• RECORDS FOR THE TASK:
** BEGIN **

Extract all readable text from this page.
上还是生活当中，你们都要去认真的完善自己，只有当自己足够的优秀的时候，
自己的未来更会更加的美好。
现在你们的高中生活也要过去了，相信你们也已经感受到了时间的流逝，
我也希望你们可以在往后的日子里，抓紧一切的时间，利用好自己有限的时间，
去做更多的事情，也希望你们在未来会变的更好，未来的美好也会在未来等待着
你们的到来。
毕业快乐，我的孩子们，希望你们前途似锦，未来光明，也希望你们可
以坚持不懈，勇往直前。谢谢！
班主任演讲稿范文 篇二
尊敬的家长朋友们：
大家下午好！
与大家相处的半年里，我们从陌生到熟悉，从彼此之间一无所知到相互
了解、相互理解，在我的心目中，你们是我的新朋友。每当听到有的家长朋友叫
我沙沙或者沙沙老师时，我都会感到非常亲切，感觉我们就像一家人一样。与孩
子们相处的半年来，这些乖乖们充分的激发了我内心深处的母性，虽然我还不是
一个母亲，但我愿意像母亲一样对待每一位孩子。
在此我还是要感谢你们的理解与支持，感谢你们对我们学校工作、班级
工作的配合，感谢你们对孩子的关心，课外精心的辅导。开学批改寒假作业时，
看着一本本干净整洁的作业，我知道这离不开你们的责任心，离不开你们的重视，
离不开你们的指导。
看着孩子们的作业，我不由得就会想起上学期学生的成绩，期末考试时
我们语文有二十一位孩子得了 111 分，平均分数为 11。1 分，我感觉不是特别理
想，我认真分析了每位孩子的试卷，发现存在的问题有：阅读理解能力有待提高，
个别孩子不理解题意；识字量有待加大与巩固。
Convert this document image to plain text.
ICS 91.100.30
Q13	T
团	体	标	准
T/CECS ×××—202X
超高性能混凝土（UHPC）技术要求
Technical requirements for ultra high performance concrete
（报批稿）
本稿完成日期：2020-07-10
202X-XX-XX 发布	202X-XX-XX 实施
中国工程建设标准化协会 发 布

** END **

• EXERCISE:
Your task is to list each line of the records with the word "text".

• SOLUTION TO THE EXERCISE:
Extract all readable text from this page.
Convert this document image to plain text.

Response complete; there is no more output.